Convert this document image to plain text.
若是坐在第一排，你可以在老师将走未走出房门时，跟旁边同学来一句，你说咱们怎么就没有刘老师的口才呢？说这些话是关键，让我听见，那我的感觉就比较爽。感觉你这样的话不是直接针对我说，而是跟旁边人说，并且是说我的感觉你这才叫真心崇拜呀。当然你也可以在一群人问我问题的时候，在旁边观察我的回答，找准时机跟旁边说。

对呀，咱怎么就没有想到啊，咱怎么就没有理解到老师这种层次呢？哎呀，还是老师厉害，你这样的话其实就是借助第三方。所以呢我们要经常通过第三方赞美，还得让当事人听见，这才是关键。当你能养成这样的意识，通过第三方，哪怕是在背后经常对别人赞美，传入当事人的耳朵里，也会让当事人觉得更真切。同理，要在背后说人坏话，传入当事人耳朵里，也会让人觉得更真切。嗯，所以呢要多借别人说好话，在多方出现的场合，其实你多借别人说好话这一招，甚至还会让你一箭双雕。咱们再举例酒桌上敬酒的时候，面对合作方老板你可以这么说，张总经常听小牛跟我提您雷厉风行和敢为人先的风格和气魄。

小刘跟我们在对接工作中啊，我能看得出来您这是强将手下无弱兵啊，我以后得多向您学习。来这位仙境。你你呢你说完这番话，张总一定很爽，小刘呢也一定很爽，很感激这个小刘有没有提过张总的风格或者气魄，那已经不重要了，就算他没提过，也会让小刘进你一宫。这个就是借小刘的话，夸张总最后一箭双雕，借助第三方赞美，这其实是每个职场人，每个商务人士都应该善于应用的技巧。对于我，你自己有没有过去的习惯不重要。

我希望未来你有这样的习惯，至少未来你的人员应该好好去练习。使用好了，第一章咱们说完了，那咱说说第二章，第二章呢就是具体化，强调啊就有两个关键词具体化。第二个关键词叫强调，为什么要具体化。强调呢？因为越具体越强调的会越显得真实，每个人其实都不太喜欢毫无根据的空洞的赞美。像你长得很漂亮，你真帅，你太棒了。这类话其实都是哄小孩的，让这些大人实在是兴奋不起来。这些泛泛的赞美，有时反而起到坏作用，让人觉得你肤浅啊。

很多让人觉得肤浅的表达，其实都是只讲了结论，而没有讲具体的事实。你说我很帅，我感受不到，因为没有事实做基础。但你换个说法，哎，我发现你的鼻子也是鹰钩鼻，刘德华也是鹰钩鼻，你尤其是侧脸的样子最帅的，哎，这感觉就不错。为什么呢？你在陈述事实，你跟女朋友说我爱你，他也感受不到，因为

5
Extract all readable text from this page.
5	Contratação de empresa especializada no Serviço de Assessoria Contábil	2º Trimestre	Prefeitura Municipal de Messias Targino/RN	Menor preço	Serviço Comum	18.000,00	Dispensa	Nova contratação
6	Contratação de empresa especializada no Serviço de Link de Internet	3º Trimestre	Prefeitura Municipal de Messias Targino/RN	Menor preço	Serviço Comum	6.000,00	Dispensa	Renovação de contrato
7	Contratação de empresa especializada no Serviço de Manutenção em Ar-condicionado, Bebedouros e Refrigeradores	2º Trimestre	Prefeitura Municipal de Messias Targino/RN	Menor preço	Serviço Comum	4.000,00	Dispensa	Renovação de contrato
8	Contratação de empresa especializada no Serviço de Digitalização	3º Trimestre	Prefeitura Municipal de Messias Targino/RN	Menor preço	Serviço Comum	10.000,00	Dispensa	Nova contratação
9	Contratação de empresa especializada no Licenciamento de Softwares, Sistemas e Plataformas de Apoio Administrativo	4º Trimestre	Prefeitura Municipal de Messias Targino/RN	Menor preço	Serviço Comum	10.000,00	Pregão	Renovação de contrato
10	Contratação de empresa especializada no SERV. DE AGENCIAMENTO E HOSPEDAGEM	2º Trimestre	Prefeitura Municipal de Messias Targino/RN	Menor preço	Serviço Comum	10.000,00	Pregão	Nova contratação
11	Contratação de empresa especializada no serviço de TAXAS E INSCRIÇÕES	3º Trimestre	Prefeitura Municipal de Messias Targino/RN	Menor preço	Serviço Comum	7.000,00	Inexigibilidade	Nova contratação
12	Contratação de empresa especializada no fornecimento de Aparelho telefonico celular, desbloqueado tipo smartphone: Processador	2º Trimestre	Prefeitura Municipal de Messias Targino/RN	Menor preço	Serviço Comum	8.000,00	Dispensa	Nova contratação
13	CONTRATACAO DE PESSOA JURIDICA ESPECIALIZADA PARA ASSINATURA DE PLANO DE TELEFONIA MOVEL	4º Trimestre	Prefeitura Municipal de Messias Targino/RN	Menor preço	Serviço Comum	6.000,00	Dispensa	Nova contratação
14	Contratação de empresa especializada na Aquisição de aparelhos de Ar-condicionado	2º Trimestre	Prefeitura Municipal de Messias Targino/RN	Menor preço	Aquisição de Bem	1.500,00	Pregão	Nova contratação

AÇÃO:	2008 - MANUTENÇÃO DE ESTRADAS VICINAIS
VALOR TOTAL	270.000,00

-=-=-

* [Problem to work on]:
Look for "this" and pull out every line that has it.

* [Task result]:
Convert this document image to plain text.
Extract all readable text from this page.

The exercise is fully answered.